-- Start of Data extract --

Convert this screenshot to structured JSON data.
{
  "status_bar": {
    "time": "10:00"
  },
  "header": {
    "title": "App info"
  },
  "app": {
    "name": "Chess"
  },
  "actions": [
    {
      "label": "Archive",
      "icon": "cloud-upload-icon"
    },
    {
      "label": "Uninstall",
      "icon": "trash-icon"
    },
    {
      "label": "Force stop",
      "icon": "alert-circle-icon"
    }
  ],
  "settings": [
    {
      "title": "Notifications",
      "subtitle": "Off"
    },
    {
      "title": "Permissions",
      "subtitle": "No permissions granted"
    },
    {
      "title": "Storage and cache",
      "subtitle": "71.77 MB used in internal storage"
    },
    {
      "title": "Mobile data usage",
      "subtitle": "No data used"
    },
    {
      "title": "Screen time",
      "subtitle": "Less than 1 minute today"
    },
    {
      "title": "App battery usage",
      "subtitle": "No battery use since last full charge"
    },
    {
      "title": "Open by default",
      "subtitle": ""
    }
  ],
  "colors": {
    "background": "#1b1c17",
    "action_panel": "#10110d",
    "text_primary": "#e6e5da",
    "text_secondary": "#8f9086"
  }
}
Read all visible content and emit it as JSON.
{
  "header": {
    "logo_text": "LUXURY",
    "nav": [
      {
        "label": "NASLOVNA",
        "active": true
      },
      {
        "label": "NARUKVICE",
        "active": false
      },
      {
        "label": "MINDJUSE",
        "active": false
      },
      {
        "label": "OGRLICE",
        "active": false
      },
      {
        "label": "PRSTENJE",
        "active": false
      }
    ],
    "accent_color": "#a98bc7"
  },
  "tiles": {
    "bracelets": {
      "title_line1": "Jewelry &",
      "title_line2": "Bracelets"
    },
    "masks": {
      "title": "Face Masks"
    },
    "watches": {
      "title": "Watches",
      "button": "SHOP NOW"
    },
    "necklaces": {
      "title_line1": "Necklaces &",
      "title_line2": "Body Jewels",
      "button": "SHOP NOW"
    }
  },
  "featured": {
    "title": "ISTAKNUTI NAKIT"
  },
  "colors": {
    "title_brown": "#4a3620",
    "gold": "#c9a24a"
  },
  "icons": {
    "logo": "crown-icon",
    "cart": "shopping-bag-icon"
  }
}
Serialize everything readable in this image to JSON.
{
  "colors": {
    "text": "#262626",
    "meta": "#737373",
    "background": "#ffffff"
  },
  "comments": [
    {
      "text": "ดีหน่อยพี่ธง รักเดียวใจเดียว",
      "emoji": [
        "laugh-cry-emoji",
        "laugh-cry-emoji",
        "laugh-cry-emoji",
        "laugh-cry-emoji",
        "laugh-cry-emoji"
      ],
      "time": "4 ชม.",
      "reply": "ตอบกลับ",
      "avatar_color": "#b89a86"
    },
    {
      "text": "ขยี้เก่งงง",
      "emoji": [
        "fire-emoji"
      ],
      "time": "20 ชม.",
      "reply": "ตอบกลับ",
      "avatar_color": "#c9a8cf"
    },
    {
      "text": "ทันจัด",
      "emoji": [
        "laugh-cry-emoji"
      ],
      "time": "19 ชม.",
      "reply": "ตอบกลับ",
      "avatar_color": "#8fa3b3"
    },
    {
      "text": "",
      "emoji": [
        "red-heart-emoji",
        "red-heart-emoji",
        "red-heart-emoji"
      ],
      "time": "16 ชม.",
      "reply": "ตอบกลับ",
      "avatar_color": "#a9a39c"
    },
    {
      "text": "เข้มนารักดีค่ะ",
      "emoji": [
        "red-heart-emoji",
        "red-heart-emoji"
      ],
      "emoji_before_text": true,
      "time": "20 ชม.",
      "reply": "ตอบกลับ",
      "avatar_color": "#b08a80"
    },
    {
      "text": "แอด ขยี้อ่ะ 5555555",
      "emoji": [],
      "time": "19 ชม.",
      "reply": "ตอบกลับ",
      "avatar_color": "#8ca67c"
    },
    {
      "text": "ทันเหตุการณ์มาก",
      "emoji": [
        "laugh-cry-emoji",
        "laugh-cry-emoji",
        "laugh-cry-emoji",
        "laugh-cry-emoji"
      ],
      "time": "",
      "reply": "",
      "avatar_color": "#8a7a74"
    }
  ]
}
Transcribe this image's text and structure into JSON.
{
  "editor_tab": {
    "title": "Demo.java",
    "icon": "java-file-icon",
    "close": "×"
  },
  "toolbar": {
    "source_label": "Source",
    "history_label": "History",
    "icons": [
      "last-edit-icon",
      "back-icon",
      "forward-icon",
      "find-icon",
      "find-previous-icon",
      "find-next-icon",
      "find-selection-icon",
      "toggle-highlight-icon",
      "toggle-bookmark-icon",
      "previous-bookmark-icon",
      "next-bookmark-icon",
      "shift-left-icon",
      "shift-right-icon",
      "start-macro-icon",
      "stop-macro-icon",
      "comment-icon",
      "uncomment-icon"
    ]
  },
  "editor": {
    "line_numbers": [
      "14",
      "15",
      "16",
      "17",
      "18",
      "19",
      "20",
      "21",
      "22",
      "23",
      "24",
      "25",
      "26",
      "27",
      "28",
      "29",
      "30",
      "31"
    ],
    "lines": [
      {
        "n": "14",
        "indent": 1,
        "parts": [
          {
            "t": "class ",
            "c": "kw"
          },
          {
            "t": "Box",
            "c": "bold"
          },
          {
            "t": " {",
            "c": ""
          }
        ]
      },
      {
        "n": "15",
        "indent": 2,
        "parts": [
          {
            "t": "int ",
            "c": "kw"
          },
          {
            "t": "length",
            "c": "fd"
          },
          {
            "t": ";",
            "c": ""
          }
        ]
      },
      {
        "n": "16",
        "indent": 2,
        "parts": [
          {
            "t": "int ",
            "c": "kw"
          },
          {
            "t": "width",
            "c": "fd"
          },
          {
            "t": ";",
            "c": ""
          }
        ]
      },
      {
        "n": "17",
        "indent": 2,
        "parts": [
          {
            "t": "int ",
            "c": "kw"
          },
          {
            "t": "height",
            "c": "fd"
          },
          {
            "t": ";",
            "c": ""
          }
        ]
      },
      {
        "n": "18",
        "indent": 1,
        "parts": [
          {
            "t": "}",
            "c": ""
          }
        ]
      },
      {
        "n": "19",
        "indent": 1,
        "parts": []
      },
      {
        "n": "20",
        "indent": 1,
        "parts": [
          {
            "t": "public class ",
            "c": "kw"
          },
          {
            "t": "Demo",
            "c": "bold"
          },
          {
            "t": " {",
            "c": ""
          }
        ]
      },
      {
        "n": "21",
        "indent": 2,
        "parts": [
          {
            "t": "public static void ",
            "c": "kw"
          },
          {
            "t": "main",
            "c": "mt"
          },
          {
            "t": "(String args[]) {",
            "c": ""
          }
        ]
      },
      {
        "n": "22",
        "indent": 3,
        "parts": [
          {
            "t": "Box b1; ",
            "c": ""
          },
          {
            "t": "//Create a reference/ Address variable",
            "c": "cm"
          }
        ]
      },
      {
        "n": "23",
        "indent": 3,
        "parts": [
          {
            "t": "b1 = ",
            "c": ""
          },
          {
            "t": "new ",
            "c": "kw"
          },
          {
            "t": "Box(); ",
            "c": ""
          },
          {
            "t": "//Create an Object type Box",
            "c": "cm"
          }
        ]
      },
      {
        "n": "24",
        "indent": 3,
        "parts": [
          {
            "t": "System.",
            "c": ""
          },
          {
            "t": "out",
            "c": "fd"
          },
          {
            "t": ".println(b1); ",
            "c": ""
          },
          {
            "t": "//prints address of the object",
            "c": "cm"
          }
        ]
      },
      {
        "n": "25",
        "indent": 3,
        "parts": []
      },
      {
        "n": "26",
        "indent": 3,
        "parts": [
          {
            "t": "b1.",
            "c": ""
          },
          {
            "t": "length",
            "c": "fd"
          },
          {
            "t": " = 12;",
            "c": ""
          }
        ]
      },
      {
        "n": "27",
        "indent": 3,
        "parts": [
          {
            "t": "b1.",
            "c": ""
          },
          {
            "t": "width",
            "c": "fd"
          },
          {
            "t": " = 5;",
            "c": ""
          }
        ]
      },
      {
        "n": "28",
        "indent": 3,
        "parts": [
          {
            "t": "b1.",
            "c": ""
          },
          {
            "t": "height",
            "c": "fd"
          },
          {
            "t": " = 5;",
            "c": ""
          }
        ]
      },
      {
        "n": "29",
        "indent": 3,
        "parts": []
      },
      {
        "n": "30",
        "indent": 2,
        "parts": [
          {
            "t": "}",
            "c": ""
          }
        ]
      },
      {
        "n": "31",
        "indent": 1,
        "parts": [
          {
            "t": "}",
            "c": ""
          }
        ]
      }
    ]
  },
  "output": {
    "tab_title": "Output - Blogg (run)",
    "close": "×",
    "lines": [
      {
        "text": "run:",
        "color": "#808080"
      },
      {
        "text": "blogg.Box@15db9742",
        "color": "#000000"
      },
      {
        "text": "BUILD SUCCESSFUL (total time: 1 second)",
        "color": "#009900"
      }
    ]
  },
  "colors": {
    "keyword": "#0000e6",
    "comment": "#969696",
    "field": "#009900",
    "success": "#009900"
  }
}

-- End of Data extract --

• _Exercise description_
Locate the lines above that contain "used" and copy them.

• _Task solution_
      "subtitle": "71.77 MB used in internal storage"
      "subtitle": "No data used"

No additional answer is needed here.